WHAT YOU HAVE TO DO —
Copy each line of the entries beneath that contains the word "Border".

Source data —

————————

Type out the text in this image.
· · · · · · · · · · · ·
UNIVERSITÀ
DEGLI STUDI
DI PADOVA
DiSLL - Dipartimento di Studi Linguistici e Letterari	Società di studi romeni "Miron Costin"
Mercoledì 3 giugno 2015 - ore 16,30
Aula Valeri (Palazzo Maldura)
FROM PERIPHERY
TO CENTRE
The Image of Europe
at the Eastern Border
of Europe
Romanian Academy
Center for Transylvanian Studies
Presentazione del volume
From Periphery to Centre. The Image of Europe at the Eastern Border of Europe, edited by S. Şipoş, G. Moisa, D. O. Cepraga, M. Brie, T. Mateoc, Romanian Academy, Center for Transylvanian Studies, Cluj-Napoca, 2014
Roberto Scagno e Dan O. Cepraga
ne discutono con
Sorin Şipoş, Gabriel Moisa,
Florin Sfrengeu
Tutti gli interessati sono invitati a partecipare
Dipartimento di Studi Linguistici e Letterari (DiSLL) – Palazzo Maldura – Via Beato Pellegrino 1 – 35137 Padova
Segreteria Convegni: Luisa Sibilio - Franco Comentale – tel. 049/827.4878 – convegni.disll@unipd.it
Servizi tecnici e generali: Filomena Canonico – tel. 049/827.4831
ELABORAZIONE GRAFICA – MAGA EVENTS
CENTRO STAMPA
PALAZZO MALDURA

————————

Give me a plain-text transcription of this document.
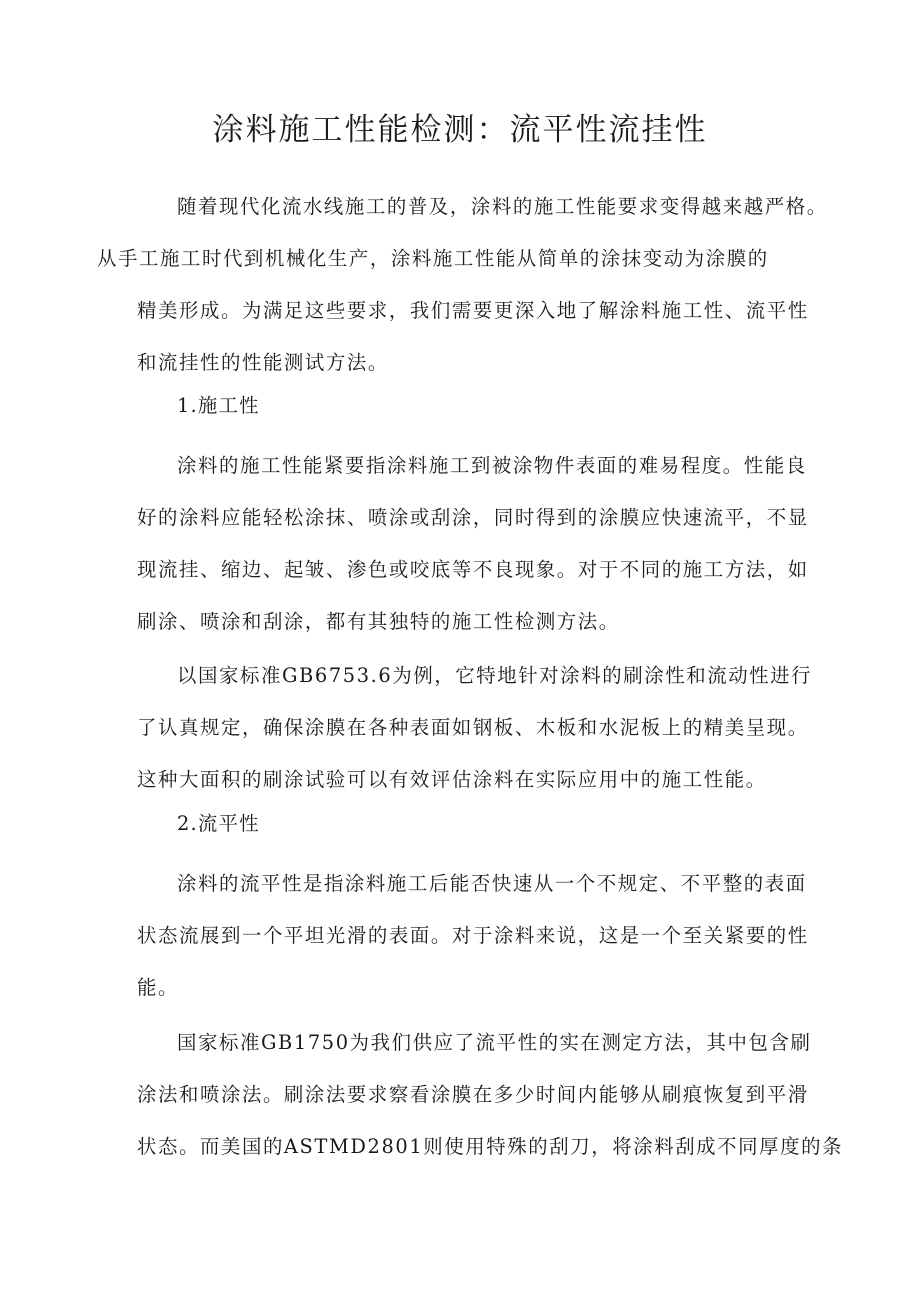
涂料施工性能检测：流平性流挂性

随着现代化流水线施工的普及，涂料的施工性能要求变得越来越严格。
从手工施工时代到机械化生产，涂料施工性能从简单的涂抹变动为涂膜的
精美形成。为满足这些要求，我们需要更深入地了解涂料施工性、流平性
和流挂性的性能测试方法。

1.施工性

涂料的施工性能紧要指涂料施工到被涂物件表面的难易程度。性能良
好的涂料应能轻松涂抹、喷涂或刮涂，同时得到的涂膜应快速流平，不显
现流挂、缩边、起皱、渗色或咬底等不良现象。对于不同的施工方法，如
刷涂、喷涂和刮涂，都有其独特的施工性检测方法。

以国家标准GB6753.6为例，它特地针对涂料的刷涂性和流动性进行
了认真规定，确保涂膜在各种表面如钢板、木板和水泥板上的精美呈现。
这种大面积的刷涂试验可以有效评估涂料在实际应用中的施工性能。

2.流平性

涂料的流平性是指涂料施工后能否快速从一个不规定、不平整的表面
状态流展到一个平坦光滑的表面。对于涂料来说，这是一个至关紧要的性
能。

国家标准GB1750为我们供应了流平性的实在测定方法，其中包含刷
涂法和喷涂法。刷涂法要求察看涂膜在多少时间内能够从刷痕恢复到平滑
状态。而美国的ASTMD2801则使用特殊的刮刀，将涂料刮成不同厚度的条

————————

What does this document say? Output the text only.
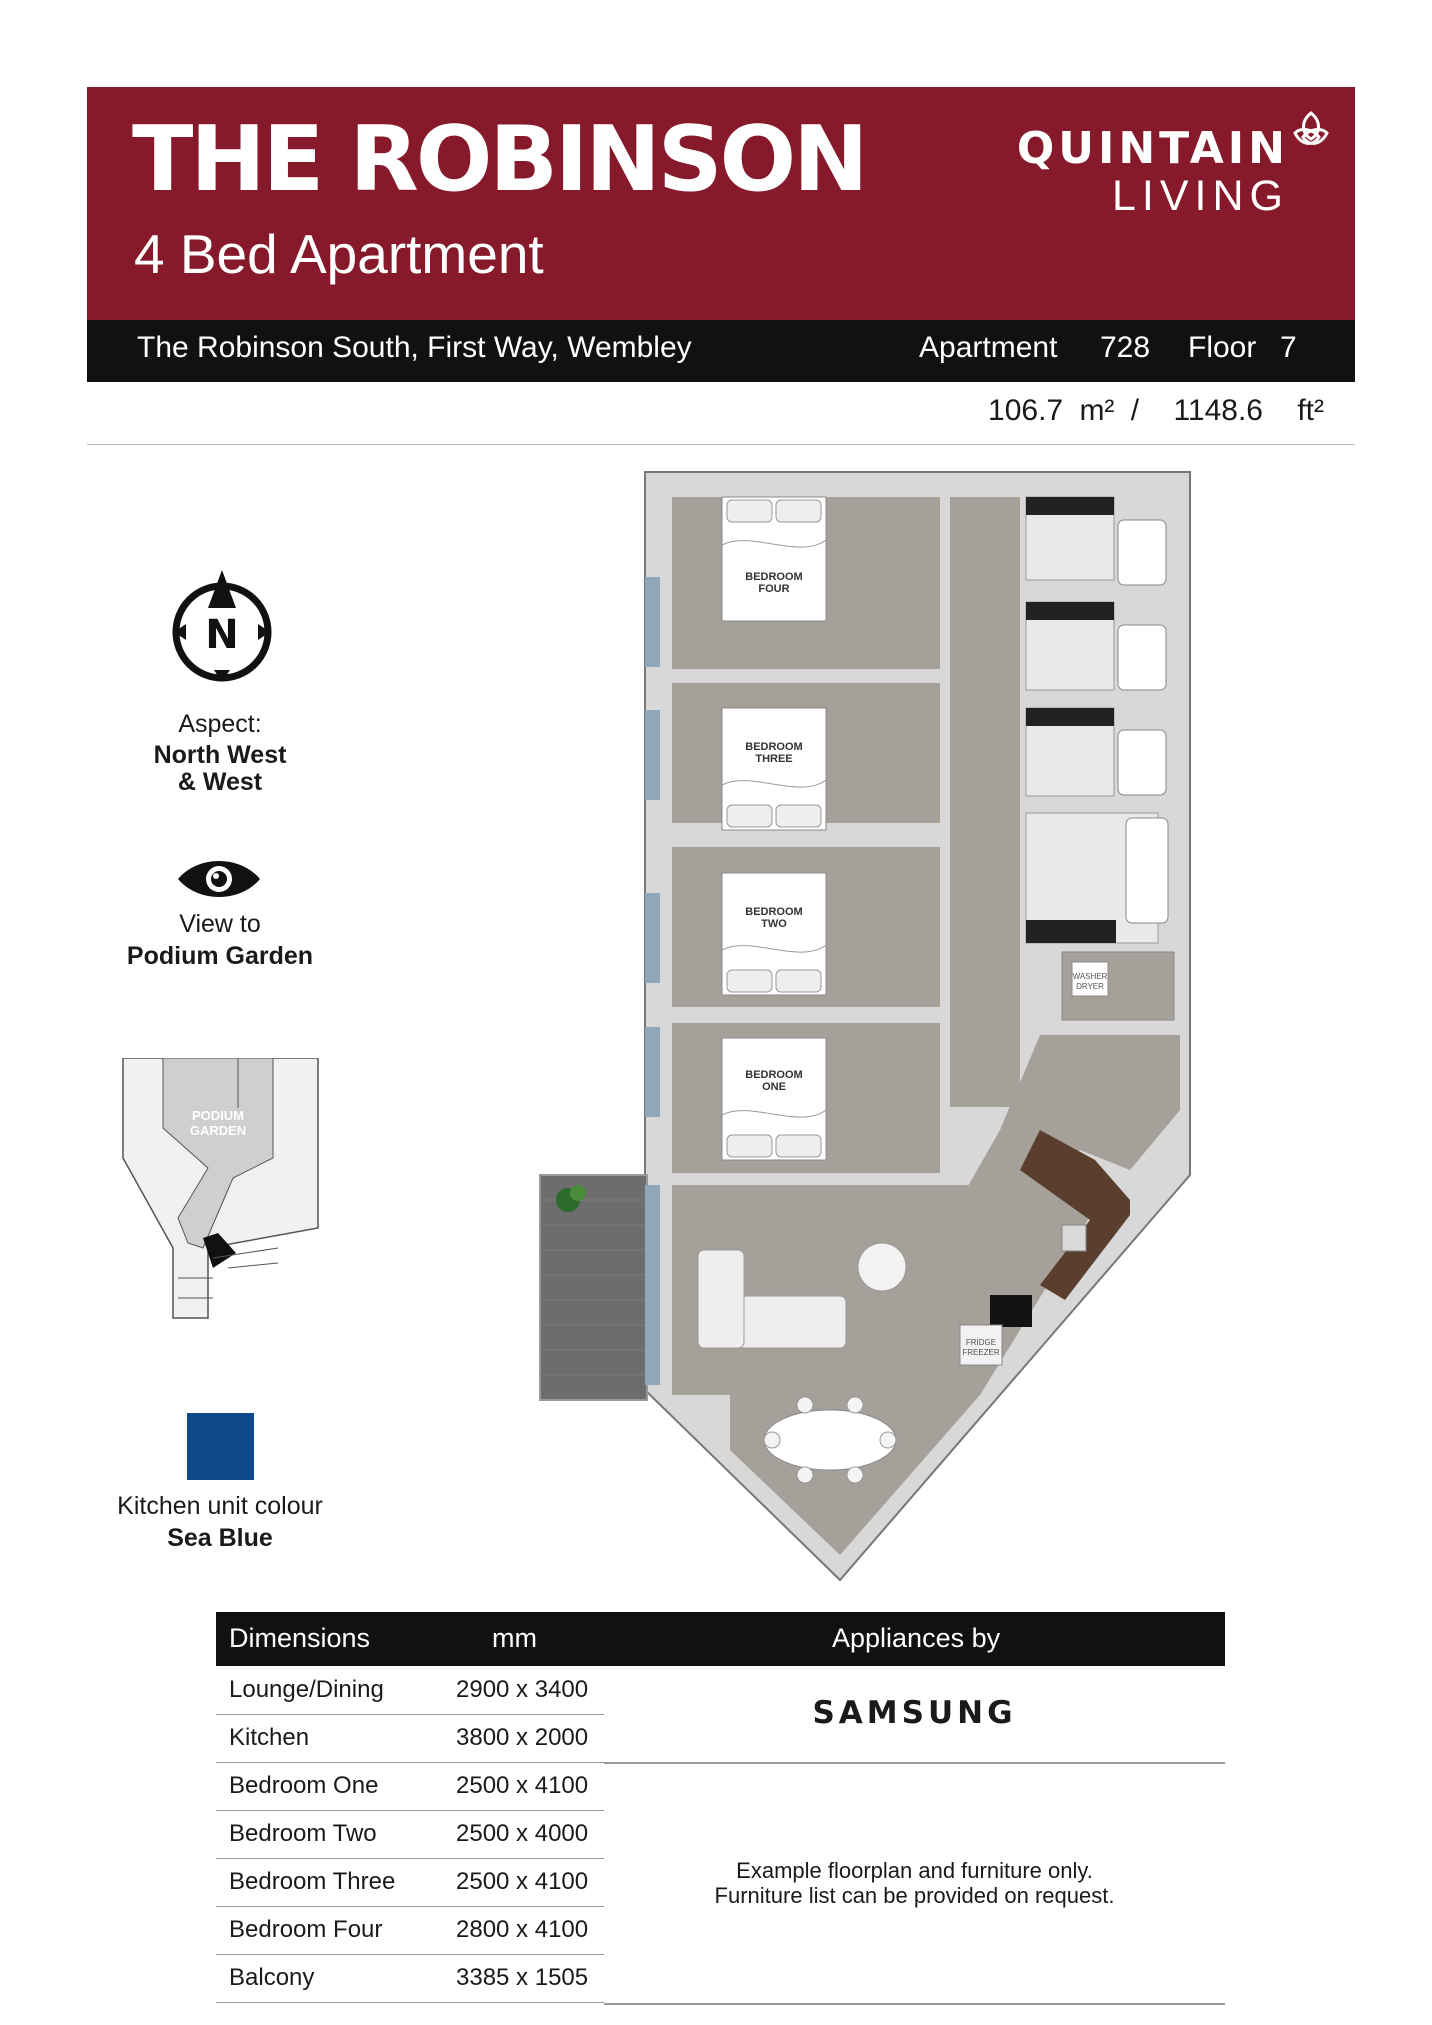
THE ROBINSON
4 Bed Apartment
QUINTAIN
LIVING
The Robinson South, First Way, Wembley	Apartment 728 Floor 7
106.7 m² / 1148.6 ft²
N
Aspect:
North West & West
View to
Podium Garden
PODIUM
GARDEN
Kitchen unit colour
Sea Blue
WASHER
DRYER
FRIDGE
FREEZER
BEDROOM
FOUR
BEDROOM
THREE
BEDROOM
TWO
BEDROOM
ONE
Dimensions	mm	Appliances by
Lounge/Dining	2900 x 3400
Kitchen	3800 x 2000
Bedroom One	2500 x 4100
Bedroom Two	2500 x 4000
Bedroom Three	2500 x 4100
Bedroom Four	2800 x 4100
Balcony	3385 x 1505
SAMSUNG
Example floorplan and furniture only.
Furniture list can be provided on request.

————————

FINAL RESULT —
at the Eastern Border
From Periphery to Centre. The Image of Europe at the Eastern Border of Europe, edited by S. Şipoş, G. Moisa, D. O. Cepraga, M. Brie, T. Mateoc, Romanian Academy, Center for Transylvanian Studies, Cluj-Napoca, 2014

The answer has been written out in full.